## [DATA ROWS]
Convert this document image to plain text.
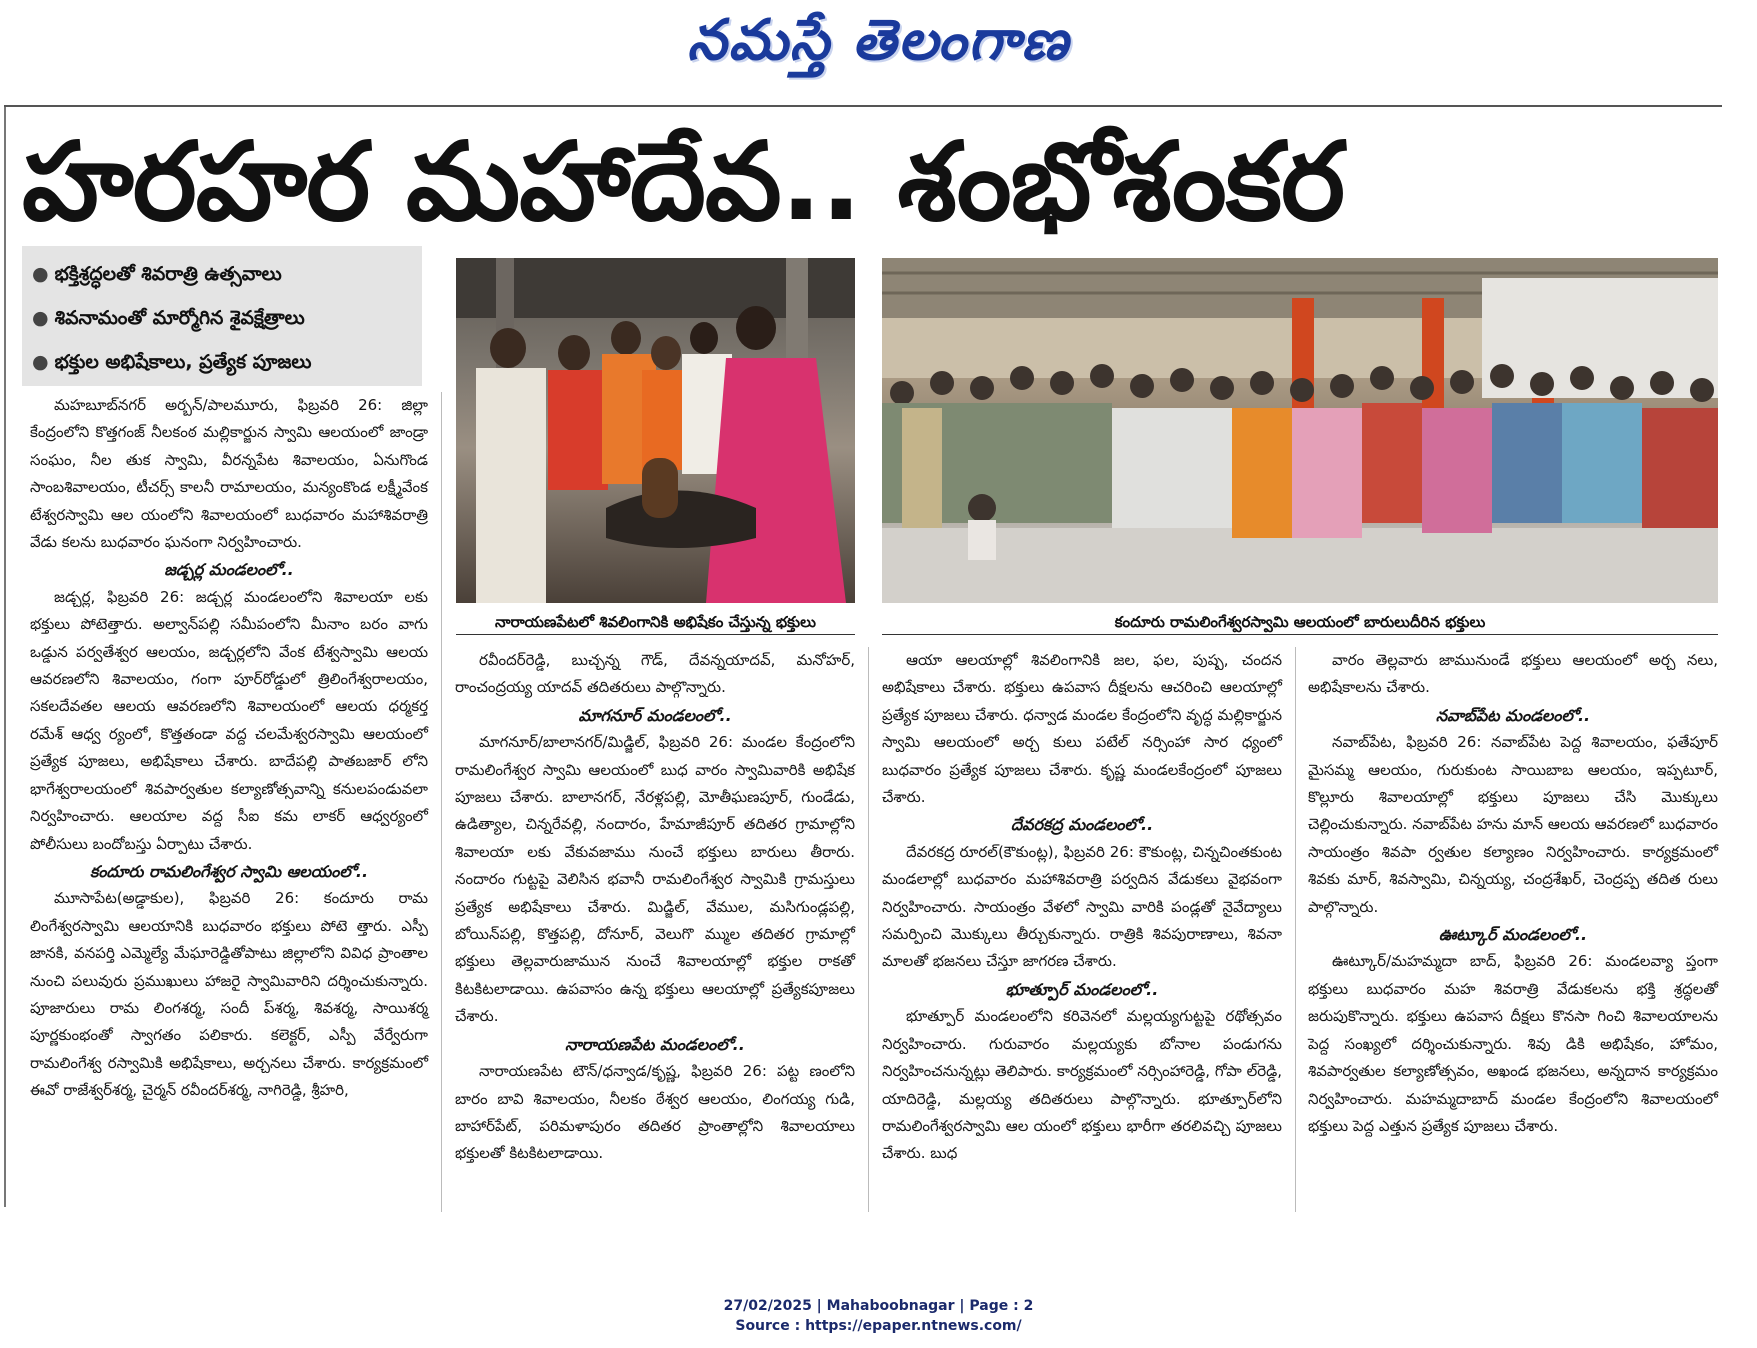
నమస్తే తెలంగాణ
హరహర మహాదేవ.. శంభోశంకర
● భక్తిశ్రద్ధలతో శివరాత్రి ఉత్సవాలు
● శివనామంతో మార్మోగిన శైవక్షేత్రాలు
● భక్తుల అభిషేకాలు, ప్రత్యేక పూజలు
నారాయణపేటలో శివలింగానికి అభిషేకం చేస్తున్న భక్తులు	కందూరు రామలింగేశ్వరస్వామి ఆలయంలో బారులుదీరిన భక్తులు

మహబూబ్‌నగర్ అర్బన్/పాలమూరు, ఫిబ్రవరి 26: జిల్లా కేంద్రంలోని కొత్తగంజ్ నీలకంఠ మల్లికార్జున స్వామి ఆలయంలో జాండ్రా సంఘం, నీల తుక స్వామి, వీరన్నపేట శివాలయం, ఏనుగొండ సాంబశివాలయం, టీచర్స్ కాలనీ రామాలయం, మన్యంకొండ లక్ష్మీవేంక టేశ్వరస్వామి ఆల యంలోని శివాలయంలో బుధవారం మహాశివరాత్రి వేడు కలను బుధవారం ఘనంగా నిర్వహించారు.

జడ్చర్ల మండలంలో..

జడ్చర్ల, ఫిబ్రవరి 26: జడ్చర్ల మండలంలోని శివాలయా లకు భక్తులు పోటెత్తారు. అల్వాన్‌పల్లి సమీపంలోని మీనాం బరం వాగు ఒడ్డున పర్వతేశ్వర ఆలయం, జడ్చర్లలోని వేంక టేశ్వస్వామి ఆలయ ఆవరణలోని శివాలయం, గంగా పూర్‌రోడ్డులో త్రిలింగేశ్వరాలయం, సకలదేవతల ఆలయ ఆవరణలోని శివాలయంలో ఆలయ ధర్మకర్త రమేశ్ ఆధ్వ ర్యంలో, కొత్తతండా వద్ద చలమేశ్వరస్వామి ఆలయంలో ప్రత్యేక పూజలు, అభిషేకాలు చేశారు. బాదేపల్లి పాతబజార్ లోని భాగేశ్వరాలయంలో శివపార్వతుల కల్యాణోత్సవాన్ని కనులపండువలా నిర్వహించారు. ఆలయాల వద్ద సీఐ కమ లాకర్ ఆధ్వర్యంలో పోలీసులు బందోబస్తు ఏర్పాటు చేశారు.

కందూరు రామలింగేశ్వర స్వామి ఆలయంలో..

మూసాపేట(అడ్డాకుల), ఫిబ్రవరి 26: కందూరు రామ లింగేశ్వరస్వామి ఆలయానికి బుధవారం భక్తులు పోటె త్తారు. ఎస్పీ జానకి, వనపర్తి ఎమ్మెల్యే మేఘారెడ్డితోపాటు జిల్లాలోని వివిధ ప్రాంతాల నుంచి పలువురు ప్రముఖులు హాజరై స్వామివారిని దర్శించుకున్నారు. పూజారులు రామ లింగశర్మ, సందీ ప్‌శర్మ, శివశర్మ, సాయిశర్మ పూర్ణకుంభంతో స్వాగతం పలికారు. కలెక్టర్, ఎస్పీ వేర్వేరుగా రామలింగేశ్వ రస్వామికి అభిషేకాలు, అర్చనలు చేశారు. కార్యక్రమంలో ఈవో రాజేశ్వర్‌శర్మ, చైర్మన్ రవీందర్‌శర్మ, నాగిరెడ్డి, శ్రీహరి,

రవీందర్‌రెడ్డి, బుచ్చన్న గౌడ్, దేవన్నయాదవ్, మనోహర్, రాంచంద్రయ్య యాదవ్ తదితరులు పాల్గొన్నారు.

మాగనూర్ మండలంలో..

మాగనూర్/బాలానగర్/మిడ్జిల్, ఫిబ్రవరి 26: మండల కేంద్రంలోని రామలింగేశ్వర స్వామి ఆలయంలో బుధ వారం స్వామివారికి అభిషేక పూజలు చేశారు. బాలానగర్, నేరళ్లపల్లి, మోతీఘణపూర్, గుండేడు, ఉడిత్యాల, చిన్నరేవల్లి, నందారం, హేమాజీపూర్ తదితర గ్రామాల్లోని శివాలయా లకు వేకువజాము నుంచే భక్తులు బారులు తీరారు. నందారం గుట్టపై వెలిసిన భవానీ రామలింగేశ్వర స్వామికి గ్రామస్తులు ప్రత్యేక అభిషేకాలు చేశారు. మిడ్జిల్, వేముల, మసిగుండ్లపల్లి, బోయిన్‌పల్లి, కొత్తపల్లి, దోనూర్, వెలుగొ మ్ముల తదితర గ్రామాల్లో భక్తులు తెల్లవారుజామున నుంచే శివాలయాల్లో భక్తుల రాకతో కిటకిటలాడాయి. ఉపవాసం ఉన్న భక్తులు ఆలయాల్లో ప్రత్యేకపూజలు చేశారు.

నారాయణపేట మండలంలో..

నారాయణపేట టౌన్/ధన్వాడ/కృష్ణ, ఫిబ్రవరి 26: పట్ట ణంలోని బారం బావి శివాలయం, నీలకం ఠేశ్వర ఆలయం, లింగయ్య గుడి, బాహార్‌పేట్, పరిమళాపురం తదితర ప్రాంతాల్లోని శివాలయాలు భక్తులతో కిటకిటలాడాయి.

ఆయా ఆలయాల్లో శివలింగానికి జల, ఫల, పుష్ప, చందన అభిషేకాలు చేశారు. భక్తులు ఉపవాస దీక్షలను ఆచరించి ఆలయాల్లో ప్రత్యేక పూజలు చేశారు. ధన్వాడ మండల కేంద్రంలోని వృద్ధ మల్లికార్జున స్వామి ఆలయంలో అర్చ కులు పటేల్ నర్సింహా సార ధ్యంలో బుధవారం ప్రత్యేక పూజలు చేశారు. కృష్ణ మండలకేంద్రంలో పూజలు చేశారు.

దేవరకద్ర మండలంలో..

దేవరకద్ర రూరల్(కౌకుంట్ల), ఫిబ్రవరి 26: కౌకుంట్ల, చిన్నచింతకుంట మండలాల్లో బుధవారం మహాశివరాత్రి పర్వదిన వేడుకలు వైభవంగా నిర్వహించారు. సాయంత్రం వేళలో స్వామి వారికి పండ్లతో నైవేద్యాలు సమర్పించి మొక్కులు తీర్చుకున్నారు. రాత్రికి శివపురాణాలు, శివనా మాలతో భజనలు చేస్తూ జాగరణ చేశారు.

భూత్పూర్ మండలంలో..

భూత్పూర్ మండలంలోని కరివెనలో మల్లయ్యగుట్టపై రథోత్సవం నిర్వహించారు. గురువారం మల్లయ్యకు బోనాల పండుగను నిర్వహించనున్నట్లు తెలిపారు. కార్యక్రమంలో నర్సింహారెడ్డి, గోపా ల్‌రెడ్డి, యాదిరెడ్డి, మల్లయ్య తదితరులు పాల్గొన్నారు. భూత్పూర్‌లోని రామలింగేశ్వరస్వామి ఆల యంలో భక్తులు భారీగా తరలివచ్చి పూజలు చేశారు. బుధ

వారం తెల్లవారు జామునుండే భక్తులు ఆలయంలో అర్చ నలు, అభిషేకాలను చేశారు.

నవాబ్‌పేట మండలంలో..

నవాబ్‌పేట, ఫిబ్రవరి 26: నవాబ్‌పేట పెద్ద శివాలయం, ఫతేపూర్ మైసమ్మ ఆలయం, గురుకుంట సాయిబాబ ఆలయం, ఇప్పటూర్, కొల్లూరు శివాలయాల్లో భక్తులు పూజలు చేసి మొక్కులు చెల్లించుకున్నారు. నవాబ్‌పేట హను మాన్ ఆలయ ఆవరణలో బుధవారం సాయంత్రం శివపా ర్వతుల కల్యాణం నిర్వహించారు. కార్యక్రమంలో శివకు మార్, శివస్వామి, చిన్నయ్య, చంద్రశేఖర్, చెంద్రప్ప తదిత రులు పాల్గొన్నారు.

ఊట్కూర్ మండలంలో..

ఊట్కూర్/మహమ్మదా బాద్, ఫిబ్రవరి 26: మండలవ్యా ప్తంగా భక్తులు బుధవారం మహ శివరాత్రి వేడుకలను భక్తి శ్రద్ధలతో జరుపుకొన్నారు. భక్తులు ఉపవాస దీక్షలు కొనసా గించి శివాలయాలను పెద్ద సంఖ్యలో దర్శించుకున్నారు. శివు డికి అభిషేకం, హోమం, శివపార్వతుల కల్యాణోత్సవం, అఖండ భజనలు, అన్నదాన కార్యక్రమం నిర్వహించారు. మహమ్మదాబాద్ మండల కేంద్రంలోని శివాలయంలో భక్తులు పెద్ద ఎత్తున ప్రత్యేక పూజలు చేశారు.

27/02/2025 | Mahaboobnagar | Page : 2
Source : https://epaper.ntnews.com/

## [REQUEST]
In the records above, find each line holding "వరకద" and copy it.

## [ANSWER TO THIS PROBLEM]
దేవరకద్ర మండలంలో..
దేవరకద్ర రూరల్(కౌకుంట్ల), ఫిబ్రవరి 26: కౌకుంట్ల, చిన్నచింతకుంట మండలాల్లో బుధవారం మహాశివరాత్రి పర్వదిన వేడుకలు వైభవంగా నిర్వహించారు. సాయంత్రం వేళలో స్వామి వారికి పండ్లతో నైవేద్యాలు సమర్పించి మొక్కులు తీర్చుకున్నారు. రాత్రికి శివపురాణాలు, శివనా మాలతో భజనలు చేస్తూ జాగరణ చేశారు.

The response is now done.